- [DATASET EXCERPTS]
----

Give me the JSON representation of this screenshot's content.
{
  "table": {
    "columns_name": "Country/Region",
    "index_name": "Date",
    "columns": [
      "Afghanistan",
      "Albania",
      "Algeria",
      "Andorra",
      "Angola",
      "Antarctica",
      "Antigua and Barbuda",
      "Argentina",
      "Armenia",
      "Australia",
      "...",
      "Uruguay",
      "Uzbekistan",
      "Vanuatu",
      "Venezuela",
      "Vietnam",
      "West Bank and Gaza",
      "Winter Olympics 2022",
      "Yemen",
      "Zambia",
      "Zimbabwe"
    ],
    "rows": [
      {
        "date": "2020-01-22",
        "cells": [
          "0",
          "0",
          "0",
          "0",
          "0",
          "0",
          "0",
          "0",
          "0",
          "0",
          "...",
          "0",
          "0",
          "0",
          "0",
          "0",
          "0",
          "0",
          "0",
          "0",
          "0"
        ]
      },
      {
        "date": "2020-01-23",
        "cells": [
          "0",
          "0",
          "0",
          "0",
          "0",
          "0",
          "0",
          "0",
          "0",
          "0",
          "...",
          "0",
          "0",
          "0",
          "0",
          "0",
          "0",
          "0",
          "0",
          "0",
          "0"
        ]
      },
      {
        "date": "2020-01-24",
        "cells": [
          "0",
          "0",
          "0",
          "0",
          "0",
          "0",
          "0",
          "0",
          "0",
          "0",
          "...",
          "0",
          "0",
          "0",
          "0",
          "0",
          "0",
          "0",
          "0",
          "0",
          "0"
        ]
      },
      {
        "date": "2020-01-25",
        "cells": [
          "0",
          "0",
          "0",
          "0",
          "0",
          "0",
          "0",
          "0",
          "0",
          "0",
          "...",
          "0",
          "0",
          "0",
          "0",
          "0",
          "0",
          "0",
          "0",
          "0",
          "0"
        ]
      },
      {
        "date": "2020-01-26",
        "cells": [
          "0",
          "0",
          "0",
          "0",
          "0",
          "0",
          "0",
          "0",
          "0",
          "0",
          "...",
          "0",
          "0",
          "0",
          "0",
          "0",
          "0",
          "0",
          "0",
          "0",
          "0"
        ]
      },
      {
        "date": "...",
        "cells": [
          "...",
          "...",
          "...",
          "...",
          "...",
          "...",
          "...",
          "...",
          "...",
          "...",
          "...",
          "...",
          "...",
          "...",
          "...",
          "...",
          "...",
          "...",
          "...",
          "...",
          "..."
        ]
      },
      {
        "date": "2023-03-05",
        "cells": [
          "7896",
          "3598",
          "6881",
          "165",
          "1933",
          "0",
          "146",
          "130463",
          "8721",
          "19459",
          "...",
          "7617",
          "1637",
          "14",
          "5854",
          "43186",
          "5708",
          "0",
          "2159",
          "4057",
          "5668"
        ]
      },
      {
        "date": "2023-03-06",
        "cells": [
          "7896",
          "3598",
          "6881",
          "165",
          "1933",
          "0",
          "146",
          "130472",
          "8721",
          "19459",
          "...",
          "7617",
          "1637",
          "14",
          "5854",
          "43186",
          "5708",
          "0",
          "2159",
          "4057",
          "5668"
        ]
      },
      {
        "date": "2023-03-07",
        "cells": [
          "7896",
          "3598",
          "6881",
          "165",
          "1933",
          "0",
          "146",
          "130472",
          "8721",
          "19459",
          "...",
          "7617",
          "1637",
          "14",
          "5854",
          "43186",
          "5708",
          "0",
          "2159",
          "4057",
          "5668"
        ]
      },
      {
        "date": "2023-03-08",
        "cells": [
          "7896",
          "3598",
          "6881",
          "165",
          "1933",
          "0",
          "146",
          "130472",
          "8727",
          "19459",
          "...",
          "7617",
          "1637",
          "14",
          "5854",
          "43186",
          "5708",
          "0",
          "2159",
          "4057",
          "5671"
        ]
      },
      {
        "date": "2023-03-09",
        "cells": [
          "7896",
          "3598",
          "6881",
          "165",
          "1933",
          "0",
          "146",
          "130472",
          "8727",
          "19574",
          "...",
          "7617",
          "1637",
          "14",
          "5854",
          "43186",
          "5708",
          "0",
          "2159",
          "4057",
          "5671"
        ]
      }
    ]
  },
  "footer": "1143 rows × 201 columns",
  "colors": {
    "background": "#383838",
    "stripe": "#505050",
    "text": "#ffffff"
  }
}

----

- [WHAT YOU NEED TO DO] Write out all the entries exactly.

- [WRITTEN ANSWER]
Give me the JSON representation of this screenshot's content.
{
  "table": {
    "columns_name": "Country/Region",
    "index_name": "Date",
    "columns": [
      "Afghanistan",
      "Albania",
      "Algeria",
      "Andorra",
      "Angola",
      "Antarctica",
      "Antigua and Barbuda",
      "Argentina",
      "Armenia",
      "Australia",
      "...",
      "Uruguay",
      "Uzbekistan",
      "Vanuatu",
      "Venezuela",
      "Vietnam",
      "West Bank and Gaza",
      "Winter Olympics 2022",
      "Yemen",
      "Zambia",
      "Zimbabwe"
    ],
    "rows": [
      {
        "date": "2020-01-22",
        "cells": [
          "0",
          "0",
          "0",
          "0",
          "0",
          "0",
          "0",
          "0",
          "0",
          "0",
          "...",
          "0",
          "0",
          "0",
          "0",
          "0",
          "0",
          "0",
          "0",
          "0",
          "0"
        ]
      },
      {
        "date": "2020-01-23",
        "cells": [
          "0",
          "0",
          "0",
          "0",
          "0",
          "0",
          "0",
          "0",
          "0",
          "0",
          "...",
          "0",
          "0",
          "0",
          "0",
          "0",
          "0",
          "0",
          "0",
          "0",
          "0"
        ]
      },
      {
        "date": "2020-01-24",
        "cells": [
          "0",
          "0",
          "0",
          "0",
          "0",
          "0",
          "0",
          "0",
          "0",
          "0",
          "...",
          "0",
          "0",
          "0",
          "0",
          "0",
          "0",
          "0",
          "0",
          "0",
          "0"
        ]
      },
      {
        "date": "2020-01-25",
        "cells": [
          "0",
          "0",
          "0",
          "0",
          "0",
          "0",
          "0",
          "0",
          "0",
          "0",
          "...",
          "0",
          "0",
          "0",
          "0",
          "0",
          "0",
          "0",
          "0",
          "0",
          "0"
        ]
      },
      {
        "date": "2020-01-26",
        "cells": [
          "0",
          "0",
          "0",
          "0",
          "0",
          "0",
          "0",
          "0",
          "0",
          "0",
          "...",
          "0",
          "0",
          "0",
          "0",
          "0",
          "0",
          "0",
          "0",
          "0",
          "0"
        ]
      },
      {
        "date": "...",
        "cells": [
          "...",
          "...",
          "...",
          "...",
          "...",
          "...",
          "...",
          "...",
          "...",
          "...",
          "...",
          "...",
          "...",
          "...",
          "...",
          "...",
          "...",
          "...",
          "...",
          "...",
          "..."
        ]
      },
      {
        "date": "2023-03-05",
        "cells": [
          "7896",
          "3598",
          "6881",
          "165",
          "1933",
          "0",
          "146",
          "130463",
          "8721",
          "19459",
          "...",
          "7617",
          "1637",
          "14",
          "5854",
          "43186",
          "5708",
          "0",
          "2159",
          "4057",
          "5668"
        ]
      },
      {
        "date": "2023-03-06",
        "cells": [
          "7896",
          "3598",
          "6881",
          "165",
          "1933",
          "0",
          "146",
          "130472",
          "8721",
          "19459",
          "...",
          "7617",
          "1637",
          "14",
          "5854",
          "43186",
          "5708",
          "0",
          "2159",
          "4057",
          "5668"
        ]
      },
      {
        "date": "2023-03-07",
        "cells": [
          "7896",
          "3598",
          "6881",
          "165",
          "1933",
          "0",
          "146",
          "130472",
          "8721",
          "19459",
          "...",
          "7617",
          "1637",
          "14",
          "5854",
          "43186",
          "5708",
          "0",
          "2159",
          "4057",
          "5668"
        ]
      },
      {
        "date": "2023-03-08",
        "cells": [
          "7896",
          "3598",
          "6881",
          "165",
          "1933",
          "0",
          "146",
          "130472",
          "8727",
          "19459",
          "...",
          "7617",
          "1637",
          "14",
          "5854",
          "43186",
          "5708",
          "0",
          "2159",
          "4057",
          "5671"
        ]
      },
      {
        "date": "2023-03-09",
        "cells": [
          "7896",
          "3598",
          "6881",
          "165",
          "1933",
          "0",
          "146",
          "130472",
          "8727",
          "19574",
          "...",
          "7617",
          "1637",
          "14",
          "5854",
          "43186",
          "5708",
          "0",
          "2159",
          "4057",
          "5671"
        ]
      }
    ]
  },
  "footer": "1143 rows × 201 columns",
  "colors": {
    "background": "#383838",
    "stripe": "#505050",
    "text": "#ffffff"
  }
}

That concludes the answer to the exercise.